• **PROVIDED MATERIAL**:

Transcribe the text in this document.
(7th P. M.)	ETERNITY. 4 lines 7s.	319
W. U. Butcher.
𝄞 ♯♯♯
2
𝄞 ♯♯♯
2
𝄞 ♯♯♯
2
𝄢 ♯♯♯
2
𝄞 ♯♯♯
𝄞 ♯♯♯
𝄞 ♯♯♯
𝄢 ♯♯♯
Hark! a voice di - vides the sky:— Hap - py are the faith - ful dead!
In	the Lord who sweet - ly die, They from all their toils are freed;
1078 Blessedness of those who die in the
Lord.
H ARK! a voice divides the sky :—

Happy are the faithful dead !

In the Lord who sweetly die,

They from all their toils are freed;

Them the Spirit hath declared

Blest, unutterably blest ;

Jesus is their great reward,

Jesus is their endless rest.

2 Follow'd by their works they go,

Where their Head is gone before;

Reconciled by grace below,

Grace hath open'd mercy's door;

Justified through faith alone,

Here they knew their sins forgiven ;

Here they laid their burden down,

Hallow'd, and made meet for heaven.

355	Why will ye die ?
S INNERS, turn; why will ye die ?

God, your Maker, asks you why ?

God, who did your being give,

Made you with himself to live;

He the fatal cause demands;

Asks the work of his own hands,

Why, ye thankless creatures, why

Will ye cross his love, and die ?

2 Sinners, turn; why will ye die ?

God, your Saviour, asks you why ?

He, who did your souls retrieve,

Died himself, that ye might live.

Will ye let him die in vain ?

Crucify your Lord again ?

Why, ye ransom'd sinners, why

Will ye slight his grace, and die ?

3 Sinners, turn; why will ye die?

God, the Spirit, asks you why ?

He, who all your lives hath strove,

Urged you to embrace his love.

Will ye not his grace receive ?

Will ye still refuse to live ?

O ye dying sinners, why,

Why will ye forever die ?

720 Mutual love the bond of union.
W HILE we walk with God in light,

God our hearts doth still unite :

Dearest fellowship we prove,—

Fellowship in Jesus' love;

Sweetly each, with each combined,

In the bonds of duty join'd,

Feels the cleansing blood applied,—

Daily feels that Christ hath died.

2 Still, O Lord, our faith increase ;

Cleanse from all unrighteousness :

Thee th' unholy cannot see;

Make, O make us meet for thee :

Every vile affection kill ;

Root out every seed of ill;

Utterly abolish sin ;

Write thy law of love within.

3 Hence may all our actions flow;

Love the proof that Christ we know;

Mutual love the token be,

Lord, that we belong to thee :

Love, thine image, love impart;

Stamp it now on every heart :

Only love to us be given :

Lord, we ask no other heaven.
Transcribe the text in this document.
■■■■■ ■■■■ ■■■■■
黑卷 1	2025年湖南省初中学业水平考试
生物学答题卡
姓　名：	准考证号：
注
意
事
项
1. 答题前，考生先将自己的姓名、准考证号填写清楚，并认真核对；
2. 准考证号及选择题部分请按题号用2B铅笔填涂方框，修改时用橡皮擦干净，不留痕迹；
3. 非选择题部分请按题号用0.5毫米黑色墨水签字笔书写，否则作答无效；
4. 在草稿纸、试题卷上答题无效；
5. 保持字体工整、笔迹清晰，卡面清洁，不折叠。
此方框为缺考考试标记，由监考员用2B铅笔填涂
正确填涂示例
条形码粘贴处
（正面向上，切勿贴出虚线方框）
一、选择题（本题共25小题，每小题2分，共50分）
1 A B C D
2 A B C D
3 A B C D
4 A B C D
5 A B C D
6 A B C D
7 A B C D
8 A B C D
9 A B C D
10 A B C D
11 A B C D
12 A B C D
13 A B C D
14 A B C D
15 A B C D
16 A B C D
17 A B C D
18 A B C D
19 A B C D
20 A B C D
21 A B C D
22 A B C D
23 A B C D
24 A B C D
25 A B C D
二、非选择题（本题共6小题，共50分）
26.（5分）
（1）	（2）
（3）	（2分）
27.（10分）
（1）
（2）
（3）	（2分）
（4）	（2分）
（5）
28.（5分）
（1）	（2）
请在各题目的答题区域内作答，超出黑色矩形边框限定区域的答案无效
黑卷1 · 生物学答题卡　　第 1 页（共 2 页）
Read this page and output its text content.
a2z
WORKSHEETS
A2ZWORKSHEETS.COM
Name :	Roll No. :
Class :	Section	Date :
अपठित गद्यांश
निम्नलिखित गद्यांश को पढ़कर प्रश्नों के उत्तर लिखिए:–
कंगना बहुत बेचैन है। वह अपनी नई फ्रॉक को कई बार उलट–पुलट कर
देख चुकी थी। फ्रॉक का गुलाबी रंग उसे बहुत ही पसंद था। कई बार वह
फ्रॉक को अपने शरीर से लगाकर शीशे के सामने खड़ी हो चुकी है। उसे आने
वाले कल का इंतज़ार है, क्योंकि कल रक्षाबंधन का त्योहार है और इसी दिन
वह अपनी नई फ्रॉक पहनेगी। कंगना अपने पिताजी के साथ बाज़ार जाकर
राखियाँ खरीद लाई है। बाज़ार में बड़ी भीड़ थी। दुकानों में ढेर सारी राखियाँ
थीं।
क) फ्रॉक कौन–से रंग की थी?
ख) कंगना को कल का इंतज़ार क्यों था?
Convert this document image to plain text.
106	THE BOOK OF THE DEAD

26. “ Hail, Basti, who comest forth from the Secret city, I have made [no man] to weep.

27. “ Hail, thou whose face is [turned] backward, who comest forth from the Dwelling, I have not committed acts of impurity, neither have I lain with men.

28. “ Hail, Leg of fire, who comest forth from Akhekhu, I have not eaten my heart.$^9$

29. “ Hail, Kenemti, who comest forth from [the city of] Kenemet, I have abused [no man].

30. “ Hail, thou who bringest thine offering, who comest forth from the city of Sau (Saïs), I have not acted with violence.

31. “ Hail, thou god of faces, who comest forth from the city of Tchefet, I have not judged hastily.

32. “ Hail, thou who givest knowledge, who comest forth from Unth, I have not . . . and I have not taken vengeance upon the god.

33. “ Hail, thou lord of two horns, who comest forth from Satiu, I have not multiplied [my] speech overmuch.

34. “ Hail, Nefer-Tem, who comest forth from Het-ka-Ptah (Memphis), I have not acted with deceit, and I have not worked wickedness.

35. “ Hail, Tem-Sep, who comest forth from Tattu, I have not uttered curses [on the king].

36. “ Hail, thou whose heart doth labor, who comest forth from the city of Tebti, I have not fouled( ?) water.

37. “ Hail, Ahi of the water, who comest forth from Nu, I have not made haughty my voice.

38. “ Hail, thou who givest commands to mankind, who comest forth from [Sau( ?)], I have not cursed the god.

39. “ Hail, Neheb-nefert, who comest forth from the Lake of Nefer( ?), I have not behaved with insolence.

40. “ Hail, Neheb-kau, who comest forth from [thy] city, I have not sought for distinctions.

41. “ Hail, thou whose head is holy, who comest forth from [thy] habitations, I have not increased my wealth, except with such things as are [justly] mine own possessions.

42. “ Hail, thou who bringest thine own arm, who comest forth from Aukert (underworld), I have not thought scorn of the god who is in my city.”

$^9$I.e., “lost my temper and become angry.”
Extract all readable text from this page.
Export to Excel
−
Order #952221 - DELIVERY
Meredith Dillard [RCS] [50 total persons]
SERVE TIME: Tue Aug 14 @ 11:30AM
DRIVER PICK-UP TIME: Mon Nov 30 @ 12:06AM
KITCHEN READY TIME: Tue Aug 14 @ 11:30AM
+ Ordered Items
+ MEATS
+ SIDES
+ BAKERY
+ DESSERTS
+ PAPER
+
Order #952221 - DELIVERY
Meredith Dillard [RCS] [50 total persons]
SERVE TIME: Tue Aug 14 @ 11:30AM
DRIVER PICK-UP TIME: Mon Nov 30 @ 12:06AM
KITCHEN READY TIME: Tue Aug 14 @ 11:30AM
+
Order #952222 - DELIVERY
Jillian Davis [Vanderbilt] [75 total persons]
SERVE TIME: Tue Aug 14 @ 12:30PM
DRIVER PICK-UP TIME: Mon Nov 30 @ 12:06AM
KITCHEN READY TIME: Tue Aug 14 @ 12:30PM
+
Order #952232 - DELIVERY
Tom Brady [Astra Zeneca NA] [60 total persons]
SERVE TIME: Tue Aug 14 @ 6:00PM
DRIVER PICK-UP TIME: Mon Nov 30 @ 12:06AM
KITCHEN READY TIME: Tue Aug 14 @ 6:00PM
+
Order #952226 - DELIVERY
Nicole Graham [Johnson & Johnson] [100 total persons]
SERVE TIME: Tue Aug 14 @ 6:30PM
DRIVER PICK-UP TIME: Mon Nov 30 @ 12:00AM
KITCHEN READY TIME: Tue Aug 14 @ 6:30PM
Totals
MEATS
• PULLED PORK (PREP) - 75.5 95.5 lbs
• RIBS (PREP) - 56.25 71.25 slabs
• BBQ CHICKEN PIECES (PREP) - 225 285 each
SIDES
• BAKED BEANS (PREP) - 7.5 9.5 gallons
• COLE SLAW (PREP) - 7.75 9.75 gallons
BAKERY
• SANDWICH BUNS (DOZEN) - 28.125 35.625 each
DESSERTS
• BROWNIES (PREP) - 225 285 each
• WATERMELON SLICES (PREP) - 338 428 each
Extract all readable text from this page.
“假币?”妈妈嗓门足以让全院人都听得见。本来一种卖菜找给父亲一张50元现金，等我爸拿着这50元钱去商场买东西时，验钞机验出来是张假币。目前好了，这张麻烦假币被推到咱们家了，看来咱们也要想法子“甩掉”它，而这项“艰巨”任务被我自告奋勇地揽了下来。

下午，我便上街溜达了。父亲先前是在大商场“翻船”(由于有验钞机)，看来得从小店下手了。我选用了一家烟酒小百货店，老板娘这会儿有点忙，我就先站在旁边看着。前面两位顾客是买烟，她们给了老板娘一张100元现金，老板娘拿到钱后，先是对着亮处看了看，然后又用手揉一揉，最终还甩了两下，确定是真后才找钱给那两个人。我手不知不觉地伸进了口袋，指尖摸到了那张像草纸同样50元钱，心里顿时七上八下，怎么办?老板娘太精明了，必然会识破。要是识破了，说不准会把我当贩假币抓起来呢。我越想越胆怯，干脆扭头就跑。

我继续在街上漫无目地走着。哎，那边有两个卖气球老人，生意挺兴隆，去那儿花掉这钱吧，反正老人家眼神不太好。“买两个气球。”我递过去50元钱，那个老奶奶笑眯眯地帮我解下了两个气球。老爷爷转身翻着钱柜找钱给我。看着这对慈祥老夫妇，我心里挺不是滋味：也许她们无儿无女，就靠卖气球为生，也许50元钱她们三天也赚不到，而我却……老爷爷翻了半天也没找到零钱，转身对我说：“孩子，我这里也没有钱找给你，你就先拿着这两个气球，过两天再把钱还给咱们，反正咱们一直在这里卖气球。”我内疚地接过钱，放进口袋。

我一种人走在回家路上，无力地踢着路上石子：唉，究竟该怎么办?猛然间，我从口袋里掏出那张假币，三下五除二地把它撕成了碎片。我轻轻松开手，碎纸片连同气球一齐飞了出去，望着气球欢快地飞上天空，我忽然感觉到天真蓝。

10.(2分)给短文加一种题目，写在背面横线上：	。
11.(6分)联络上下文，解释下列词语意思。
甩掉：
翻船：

• **TASK STATEMENT**: Only a number is wanted: how many lines of the material include the word "bringest".

• **TASK RESPONSE**: 2